The input -

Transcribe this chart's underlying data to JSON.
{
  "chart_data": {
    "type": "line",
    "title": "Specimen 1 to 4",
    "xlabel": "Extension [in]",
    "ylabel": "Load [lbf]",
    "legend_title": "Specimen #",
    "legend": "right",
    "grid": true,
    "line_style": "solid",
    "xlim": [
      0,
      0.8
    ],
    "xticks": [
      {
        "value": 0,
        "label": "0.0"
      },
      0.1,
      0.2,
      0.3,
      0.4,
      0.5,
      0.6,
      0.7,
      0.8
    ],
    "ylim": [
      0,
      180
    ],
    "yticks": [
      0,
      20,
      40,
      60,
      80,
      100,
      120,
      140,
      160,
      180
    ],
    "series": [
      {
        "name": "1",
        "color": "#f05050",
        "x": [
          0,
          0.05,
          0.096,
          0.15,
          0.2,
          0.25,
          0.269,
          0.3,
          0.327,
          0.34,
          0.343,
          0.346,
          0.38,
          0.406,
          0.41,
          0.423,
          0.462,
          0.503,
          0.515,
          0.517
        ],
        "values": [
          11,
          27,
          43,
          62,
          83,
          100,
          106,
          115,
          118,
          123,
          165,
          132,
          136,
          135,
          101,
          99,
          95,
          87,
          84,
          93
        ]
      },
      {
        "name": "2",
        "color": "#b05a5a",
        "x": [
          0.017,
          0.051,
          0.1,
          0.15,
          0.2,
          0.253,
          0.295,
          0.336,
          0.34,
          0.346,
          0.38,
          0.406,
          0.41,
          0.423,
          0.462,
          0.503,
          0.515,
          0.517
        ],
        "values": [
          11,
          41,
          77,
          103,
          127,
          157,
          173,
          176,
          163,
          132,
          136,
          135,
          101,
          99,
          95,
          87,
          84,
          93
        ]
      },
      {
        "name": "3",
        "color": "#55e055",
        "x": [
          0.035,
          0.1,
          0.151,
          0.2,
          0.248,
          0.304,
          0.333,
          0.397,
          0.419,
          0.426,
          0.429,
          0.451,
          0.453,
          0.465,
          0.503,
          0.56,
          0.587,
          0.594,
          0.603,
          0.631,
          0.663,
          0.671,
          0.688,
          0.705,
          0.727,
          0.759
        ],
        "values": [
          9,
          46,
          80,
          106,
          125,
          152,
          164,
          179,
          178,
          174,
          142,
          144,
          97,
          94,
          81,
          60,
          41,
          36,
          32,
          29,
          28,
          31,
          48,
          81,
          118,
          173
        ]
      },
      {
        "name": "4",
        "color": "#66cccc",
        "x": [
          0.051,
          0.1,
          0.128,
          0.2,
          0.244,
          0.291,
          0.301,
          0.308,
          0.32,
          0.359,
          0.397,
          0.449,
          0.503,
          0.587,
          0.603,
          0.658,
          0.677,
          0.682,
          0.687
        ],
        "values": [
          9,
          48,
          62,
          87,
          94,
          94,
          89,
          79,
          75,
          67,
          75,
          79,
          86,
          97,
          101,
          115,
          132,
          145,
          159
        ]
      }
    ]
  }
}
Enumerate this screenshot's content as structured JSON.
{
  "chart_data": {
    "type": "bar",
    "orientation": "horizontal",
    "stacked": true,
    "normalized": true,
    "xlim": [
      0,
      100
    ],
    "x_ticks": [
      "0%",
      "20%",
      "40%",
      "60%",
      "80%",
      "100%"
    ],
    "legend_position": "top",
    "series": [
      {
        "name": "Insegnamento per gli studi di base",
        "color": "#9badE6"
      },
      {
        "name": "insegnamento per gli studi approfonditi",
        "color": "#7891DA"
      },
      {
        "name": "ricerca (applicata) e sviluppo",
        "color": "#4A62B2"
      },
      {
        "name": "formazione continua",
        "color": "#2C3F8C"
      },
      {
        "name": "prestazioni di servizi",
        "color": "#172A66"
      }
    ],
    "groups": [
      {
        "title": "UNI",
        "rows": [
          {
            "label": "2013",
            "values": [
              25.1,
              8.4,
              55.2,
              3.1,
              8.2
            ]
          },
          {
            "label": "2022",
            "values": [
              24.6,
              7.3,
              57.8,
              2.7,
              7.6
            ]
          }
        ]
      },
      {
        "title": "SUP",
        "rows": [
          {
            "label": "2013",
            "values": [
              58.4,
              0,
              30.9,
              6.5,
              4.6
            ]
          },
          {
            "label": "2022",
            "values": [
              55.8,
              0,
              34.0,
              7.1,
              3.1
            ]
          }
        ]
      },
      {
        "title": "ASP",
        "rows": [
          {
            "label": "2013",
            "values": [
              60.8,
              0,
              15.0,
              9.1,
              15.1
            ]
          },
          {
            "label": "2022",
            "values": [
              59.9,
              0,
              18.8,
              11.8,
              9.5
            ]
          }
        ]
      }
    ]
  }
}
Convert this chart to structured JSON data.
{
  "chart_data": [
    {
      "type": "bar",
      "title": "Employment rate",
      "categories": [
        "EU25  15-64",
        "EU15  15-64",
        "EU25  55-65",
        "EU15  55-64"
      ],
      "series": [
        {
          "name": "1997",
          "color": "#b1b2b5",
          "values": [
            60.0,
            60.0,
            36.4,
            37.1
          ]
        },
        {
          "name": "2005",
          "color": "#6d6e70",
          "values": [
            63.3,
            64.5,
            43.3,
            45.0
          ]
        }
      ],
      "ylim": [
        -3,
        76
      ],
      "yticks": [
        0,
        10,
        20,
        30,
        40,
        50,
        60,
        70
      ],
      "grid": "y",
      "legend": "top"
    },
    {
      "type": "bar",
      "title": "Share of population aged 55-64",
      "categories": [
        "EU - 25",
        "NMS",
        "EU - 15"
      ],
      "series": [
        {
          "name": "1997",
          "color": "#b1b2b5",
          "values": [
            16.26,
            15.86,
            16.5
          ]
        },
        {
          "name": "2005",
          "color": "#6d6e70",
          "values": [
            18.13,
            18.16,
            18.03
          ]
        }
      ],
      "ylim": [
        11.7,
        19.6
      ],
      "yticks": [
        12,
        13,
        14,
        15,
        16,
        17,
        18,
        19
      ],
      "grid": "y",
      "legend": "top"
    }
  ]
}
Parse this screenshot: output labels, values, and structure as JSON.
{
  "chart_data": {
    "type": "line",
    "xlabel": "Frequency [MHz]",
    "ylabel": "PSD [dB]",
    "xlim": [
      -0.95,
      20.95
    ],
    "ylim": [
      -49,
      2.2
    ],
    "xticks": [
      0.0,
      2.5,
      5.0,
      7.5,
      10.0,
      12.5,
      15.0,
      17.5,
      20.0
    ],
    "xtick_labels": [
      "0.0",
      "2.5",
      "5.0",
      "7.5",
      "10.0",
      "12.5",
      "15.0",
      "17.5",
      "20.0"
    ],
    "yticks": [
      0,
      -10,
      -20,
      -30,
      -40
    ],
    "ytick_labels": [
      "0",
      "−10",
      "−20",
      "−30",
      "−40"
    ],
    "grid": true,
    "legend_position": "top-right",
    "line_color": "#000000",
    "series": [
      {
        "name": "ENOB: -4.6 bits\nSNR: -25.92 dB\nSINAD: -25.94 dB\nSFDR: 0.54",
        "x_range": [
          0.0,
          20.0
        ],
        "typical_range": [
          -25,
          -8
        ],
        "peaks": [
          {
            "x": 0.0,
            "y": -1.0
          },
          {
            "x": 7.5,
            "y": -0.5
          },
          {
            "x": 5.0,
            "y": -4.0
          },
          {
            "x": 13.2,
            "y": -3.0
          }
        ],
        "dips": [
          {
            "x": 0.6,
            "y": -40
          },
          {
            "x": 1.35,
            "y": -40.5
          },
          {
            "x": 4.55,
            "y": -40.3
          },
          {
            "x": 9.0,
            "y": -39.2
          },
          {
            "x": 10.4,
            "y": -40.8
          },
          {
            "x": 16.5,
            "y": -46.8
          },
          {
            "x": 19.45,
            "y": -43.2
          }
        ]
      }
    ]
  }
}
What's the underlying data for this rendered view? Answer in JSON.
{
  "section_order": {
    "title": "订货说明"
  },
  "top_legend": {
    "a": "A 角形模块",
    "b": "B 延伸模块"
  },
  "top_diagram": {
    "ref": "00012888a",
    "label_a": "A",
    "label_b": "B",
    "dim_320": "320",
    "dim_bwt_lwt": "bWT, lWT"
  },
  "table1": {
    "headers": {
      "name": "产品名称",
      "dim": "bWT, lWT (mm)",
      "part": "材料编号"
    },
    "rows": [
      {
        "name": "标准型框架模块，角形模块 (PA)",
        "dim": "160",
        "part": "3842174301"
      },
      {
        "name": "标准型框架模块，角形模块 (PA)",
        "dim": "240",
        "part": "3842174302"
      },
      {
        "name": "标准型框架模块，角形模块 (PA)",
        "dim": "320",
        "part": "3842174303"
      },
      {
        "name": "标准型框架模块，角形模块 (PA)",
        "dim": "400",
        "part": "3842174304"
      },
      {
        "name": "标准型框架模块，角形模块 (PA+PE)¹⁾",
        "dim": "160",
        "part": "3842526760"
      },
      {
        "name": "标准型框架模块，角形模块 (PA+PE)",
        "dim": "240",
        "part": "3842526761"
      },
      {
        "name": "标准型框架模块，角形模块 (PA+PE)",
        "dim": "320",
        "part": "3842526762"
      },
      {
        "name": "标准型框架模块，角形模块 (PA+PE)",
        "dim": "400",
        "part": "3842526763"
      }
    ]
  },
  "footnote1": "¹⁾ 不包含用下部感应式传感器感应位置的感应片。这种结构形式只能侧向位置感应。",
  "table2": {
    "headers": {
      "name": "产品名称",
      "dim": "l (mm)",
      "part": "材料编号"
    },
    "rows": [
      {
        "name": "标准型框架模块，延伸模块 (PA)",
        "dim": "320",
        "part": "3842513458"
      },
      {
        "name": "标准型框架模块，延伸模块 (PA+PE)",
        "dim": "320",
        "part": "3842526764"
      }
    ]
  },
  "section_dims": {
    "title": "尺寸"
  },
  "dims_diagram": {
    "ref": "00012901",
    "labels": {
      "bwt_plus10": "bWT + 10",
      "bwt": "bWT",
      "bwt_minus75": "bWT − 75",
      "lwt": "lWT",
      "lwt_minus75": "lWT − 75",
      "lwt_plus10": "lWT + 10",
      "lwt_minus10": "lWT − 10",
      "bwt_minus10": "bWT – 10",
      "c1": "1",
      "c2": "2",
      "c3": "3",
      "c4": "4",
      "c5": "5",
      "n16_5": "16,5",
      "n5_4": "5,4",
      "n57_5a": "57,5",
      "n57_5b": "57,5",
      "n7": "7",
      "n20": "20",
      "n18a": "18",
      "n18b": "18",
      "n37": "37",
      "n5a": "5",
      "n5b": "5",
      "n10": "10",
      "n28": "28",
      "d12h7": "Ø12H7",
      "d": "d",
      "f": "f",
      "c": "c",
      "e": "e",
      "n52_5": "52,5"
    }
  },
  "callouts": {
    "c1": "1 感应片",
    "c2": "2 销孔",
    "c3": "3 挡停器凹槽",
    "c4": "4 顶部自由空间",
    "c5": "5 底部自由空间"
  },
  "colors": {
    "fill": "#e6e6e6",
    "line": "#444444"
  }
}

Exercise brief - Copy down every line of the entries containing the word "延伸模块".

Answer to this problem -
    "b": "B 延伸模块"
        "name": "标准型框架模块，延伸模块 (PA)",
        "name": "标准型框架模块，延伸模块 (PA+PE)",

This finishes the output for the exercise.